→ **WRITTEN INSTRUCTION**: Omit every picture, then give all the entries again exactly.

→ **INFORMATION PROVIDED**:
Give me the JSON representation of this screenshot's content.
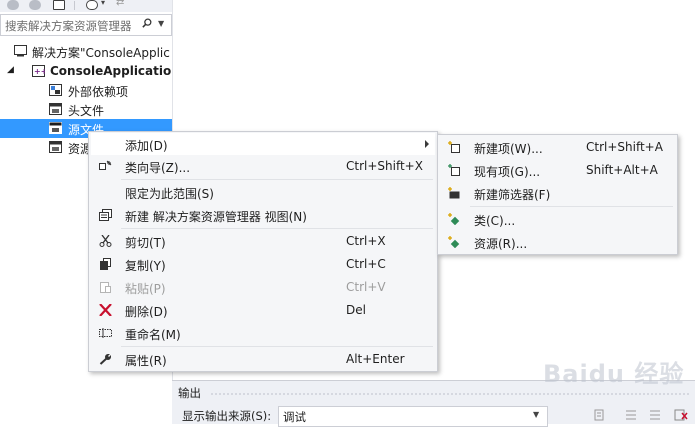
{
  "search": {
    "placeholder": "搜索解决方案资源管理器"
  },
  "tree": [
    {
      "label": "解决方案\"ConsoleApplic",
      "icon": "solution-icon"
    },
    {
      "label": "ConsoleApplication",
      "icon": "project-icon"
    },
    {
      "label": "外部依赖项",
      "icon": "folder-icon"
    },
    {
      "label": "头文件",
      "icon": "folder-icon"
    },
    {
      "label": "源文件",
      "icon": "folder-icon",
      "selected": true
    },
    {
      "label": "资源",
      "icon": "folder-icon"
    }
  ],
  "context_menu": {
    "items": [
      {
        "label": "添加(D)",
        "shortcut": "",
        "icon": "",
        "submenu": true,
        "highlighted": true
      },
      {
        "label": "类向导(Z)...",
        "shortcut": "Ctrl+Shift+X",
        "icon": "class-wizard-icon"
      },
      {
        "label": "限定为此范围(S)",
        "shortcut": "",
        "icon": ""
      },
      {
        "label": "新建 解决方案资源管理器 视图(N)",
        "shortcut": "",
        "icon": "new-view-icon"
      },
      {
        "label": "剪切(T)",
        "shortcut": "Ctrl+X",
        "icon": "cut-icon"
      },
      {
        "label": "复制(Y)",
        "shortcut": "Ctrl+C",
        "icon": "copy-icon"
      },
      {
        "label": "粘贴(P)",
        "shortcut": "Ctrl+V",
        "icon": "paste-icon",
        "disabled": true
      },
      {
        "label": "删除(D)",
        "shortcut": "Del",
        "icon": "delete-icon"
      },
      {
        "label": "重命名(M)",
        "shortcut": "",
        "icon": "rename-icon"
      },
      {
        "label": "属性(R)",
        "shortcut": "Alt+Enter",
        "icon": "properties-icon"
      }
    ]
  },
  "submenu": {
    "items": [
      {
        "label": "新建项(W)...",
        "shortcut": "Ctrl+Shift+A",
        "icon": "new-item-icon"
      },
      {
        "label": "现有项(G)...",
        "shortcut": "Shift+Alt+A",
        "icon": "existing-item-icon"
      },
      {
        "label": "新建筛选器(F)",
        "shortcut": "",
        "icon": "new-filter-icon"
      },
      {
        "label": "类(C)...",
        "shortcut": "",
        "icon": "class-icon"
      },
      {
        "label": "资源(R)...",
        "shortcut": "",
        "icon": "resource-icon"
      }
    ]
  },
  "output": {
    "title": "输出",
    "source_label": "显示输出来源(S):",
    "source_value": "调试"
  },
  "watermark": "Baidu 经验",
  "colors": {
    "selection": "#3399ff",
    "delete_red": "#c8102e",
    "menu_bg": "#f5f6f8"
  }
}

→ **OUTPUT FOR THIS EXERCISE**:
Give me the JSON representation of this screenshot's content.
{
  "search": {
    "placeholder": "搜索解决方案资源管理器"
  },
  "tree": [
    {
      "label": "解决方案\"ConsoleApplic",
      "icon": "solution-icon"
    },
    {
      "label": "ConsoleApplication",
      "icon": "project-icon"
    },
    {
      "label": "外部依赖项",
      "icon": "folder-icon"
    },
    {
      "label": "头文件",
      "icon": "folder-icon"
    },
    {
      "label": "源文件",
      "icon": "folder-icon",
      "selected": true
    },
    {
      "label": "资源",
      "icon": "folder-icon"
    }
  ],
  "context_menu": {
    "items": [
      {
        "label": "添加(D)",
        "shortcut": "",
        "icon": "",
        "submenu": true,
        "highlighted": true
      },
      {
        "label": "类向导(Z)...",
        "shortcut": "Ctrl+Shift+X",
        "icon": "class-wizard-icon"
      },
      {
        "label": "限定为此范围(S)",
        "shortcut": "",
        "icon": ""
      },
      {
        "label": "新建 解决方案资源管理器 视图(N)",
        "shortcut": "",
        "icon": "new-view-icon"
      },
      {
        "label": "剪切(T)",
        "shortcut": "Ctrl+X",
        "icon": "cut-icon"
      },
      {
        "label": "复制(Y)",
        "shortcut": "Ctrl+C",
        "icon": "copy-icon"
      },
      {
        "label": "粘贴(P)",
        "shortcut": "Ctrl+V",
        "icon": "paste-icon",
        "disabled": true
      },
      {
        "label": "删除(D)",
        "shortcut": "Del",
        "icon": "delete-icon"
      },
      {
        "label": "重命名(M)",
        "shortcut": "",
        "icon": "rename-icon"
      },
      {
        "label": "属性(R)",
        "shortcut": "Alt+Enter",
        "icon": "properties-icon"
      }
    ]
  },
  "submenu": {
    "items": [
      {
        "label": "新建项(W)...",
        "shortcut": "Ctrl+Shift+A",
        "icon": "new-item-icon"
      },
      {
        "label": "现有项(G)...",
        "shortcut": "Shift+Alt+A",
        "icon": "existing-item-icon"
      },
      {
        "label": "新建筛选器(F)",
        "shortcut": "",
        "icon": "new-filter-icon"
      },
      {
        "label": "类(C)...",
        "shortcut": "",
        "icon": "class-icon"
      },
      {
        "label": "资源(R)...",
        "shortcut": "",
        "icon": "resource-icon"
      }
    ]
  },
  "output": {
    "title": "输出",
    "source_label": "显示输出来源(S):",
    "source_value": "调试"
  },
  "watermark": "Baidu 经验",
  "colors": {
    "selection": "#3399ff",
    "delete_red": "#c8102e",
    "menu_bg": "#f5f6f8"
  }
}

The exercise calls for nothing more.